→ **Goal of the exercise**
Scan the entries below and report only how many lines contain "Пенсільванія".

→ **Supplied records**

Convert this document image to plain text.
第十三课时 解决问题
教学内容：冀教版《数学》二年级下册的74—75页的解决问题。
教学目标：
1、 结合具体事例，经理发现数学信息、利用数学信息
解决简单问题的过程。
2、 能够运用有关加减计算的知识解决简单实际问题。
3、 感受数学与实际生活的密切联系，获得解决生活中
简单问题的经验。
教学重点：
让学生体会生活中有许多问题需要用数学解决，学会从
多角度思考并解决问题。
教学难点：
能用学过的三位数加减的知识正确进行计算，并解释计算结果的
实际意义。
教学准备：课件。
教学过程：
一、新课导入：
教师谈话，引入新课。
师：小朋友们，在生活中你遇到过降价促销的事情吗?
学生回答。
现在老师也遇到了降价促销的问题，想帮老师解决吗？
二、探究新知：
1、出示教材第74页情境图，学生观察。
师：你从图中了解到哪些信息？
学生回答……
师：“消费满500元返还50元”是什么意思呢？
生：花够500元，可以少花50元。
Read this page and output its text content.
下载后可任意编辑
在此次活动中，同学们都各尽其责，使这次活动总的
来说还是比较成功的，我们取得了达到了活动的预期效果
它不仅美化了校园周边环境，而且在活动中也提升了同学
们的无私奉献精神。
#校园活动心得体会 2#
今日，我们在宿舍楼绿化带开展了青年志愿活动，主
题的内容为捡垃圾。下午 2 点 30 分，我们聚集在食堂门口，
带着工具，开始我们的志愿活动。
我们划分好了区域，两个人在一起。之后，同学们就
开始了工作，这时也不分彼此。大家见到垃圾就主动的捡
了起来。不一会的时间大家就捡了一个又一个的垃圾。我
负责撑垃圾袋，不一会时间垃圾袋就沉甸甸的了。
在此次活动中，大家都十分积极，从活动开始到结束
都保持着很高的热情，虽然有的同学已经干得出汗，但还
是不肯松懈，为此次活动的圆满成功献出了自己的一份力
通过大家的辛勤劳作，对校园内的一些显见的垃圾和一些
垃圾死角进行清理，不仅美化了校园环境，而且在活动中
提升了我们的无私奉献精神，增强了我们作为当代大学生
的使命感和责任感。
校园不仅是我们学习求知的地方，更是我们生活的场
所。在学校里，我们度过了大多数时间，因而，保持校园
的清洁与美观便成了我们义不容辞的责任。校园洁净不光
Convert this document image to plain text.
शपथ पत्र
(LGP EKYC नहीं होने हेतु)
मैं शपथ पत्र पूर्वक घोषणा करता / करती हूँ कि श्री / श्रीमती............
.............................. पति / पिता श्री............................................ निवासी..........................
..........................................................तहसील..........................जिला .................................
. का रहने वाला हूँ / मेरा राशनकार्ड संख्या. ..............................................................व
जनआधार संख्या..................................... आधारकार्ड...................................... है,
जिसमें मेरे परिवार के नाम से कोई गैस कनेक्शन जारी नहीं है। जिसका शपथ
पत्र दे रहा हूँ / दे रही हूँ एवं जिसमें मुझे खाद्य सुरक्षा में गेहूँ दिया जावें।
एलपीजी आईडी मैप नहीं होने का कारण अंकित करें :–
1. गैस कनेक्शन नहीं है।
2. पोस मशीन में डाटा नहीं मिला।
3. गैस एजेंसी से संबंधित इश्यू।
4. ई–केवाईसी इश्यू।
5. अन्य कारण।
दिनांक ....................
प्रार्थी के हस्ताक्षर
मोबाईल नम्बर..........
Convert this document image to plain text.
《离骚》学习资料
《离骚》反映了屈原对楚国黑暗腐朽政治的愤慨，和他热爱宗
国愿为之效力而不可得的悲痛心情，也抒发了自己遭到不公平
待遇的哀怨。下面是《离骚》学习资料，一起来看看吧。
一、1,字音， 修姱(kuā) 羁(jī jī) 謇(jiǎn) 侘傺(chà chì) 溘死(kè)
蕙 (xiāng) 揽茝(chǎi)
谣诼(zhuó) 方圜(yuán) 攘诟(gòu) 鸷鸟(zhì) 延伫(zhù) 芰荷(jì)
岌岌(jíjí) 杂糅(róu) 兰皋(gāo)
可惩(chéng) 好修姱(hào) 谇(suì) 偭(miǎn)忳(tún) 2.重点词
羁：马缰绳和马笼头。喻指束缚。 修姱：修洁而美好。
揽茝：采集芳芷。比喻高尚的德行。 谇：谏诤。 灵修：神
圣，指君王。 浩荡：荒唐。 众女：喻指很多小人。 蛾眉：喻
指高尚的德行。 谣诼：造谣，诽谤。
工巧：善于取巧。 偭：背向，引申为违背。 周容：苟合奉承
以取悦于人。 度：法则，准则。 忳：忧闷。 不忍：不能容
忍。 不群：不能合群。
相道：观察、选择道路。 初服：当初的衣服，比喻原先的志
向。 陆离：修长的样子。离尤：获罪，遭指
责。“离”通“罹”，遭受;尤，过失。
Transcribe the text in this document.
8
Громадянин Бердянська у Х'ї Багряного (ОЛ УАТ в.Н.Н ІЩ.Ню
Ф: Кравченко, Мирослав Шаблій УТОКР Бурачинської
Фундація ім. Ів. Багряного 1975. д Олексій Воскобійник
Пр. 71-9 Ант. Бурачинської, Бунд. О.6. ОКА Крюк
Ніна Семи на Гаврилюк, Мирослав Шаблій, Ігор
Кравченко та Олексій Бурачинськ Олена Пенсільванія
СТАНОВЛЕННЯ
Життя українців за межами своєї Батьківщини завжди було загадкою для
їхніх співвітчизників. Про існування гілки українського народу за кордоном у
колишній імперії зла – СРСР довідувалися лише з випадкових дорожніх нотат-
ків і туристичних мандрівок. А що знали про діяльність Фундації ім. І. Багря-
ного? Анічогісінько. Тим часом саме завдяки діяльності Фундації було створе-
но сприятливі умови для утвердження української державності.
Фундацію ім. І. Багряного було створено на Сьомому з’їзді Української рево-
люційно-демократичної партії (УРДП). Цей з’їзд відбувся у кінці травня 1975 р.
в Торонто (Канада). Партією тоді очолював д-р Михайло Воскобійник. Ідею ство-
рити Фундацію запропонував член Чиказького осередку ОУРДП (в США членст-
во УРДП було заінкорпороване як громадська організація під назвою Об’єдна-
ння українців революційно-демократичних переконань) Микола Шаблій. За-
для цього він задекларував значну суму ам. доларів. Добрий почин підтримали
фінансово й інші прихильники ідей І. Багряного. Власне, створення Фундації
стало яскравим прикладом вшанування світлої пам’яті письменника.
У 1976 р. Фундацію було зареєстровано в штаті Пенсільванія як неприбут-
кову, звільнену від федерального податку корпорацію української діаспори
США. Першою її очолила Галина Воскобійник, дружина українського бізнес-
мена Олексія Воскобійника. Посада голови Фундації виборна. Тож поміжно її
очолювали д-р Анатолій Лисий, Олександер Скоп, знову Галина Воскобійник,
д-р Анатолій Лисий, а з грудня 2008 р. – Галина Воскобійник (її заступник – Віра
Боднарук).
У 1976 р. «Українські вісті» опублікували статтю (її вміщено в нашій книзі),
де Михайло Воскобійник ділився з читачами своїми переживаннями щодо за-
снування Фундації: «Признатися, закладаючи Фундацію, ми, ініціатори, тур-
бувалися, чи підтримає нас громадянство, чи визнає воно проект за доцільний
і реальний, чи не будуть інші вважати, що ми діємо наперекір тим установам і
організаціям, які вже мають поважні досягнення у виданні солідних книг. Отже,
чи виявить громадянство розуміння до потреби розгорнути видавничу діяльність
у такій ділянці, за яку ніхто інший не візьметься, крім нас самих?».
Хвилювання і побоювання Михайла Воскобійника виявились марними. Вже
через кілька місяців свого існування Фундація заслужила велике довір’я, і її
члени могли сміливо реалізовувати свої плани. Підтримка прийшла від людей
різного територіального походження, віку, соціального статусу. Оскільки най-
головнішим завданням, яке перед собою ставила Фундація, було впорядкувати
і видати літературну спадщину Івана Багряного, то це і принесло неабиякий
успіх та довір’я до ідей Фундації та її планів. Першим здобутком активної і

→ **Correct answer**
2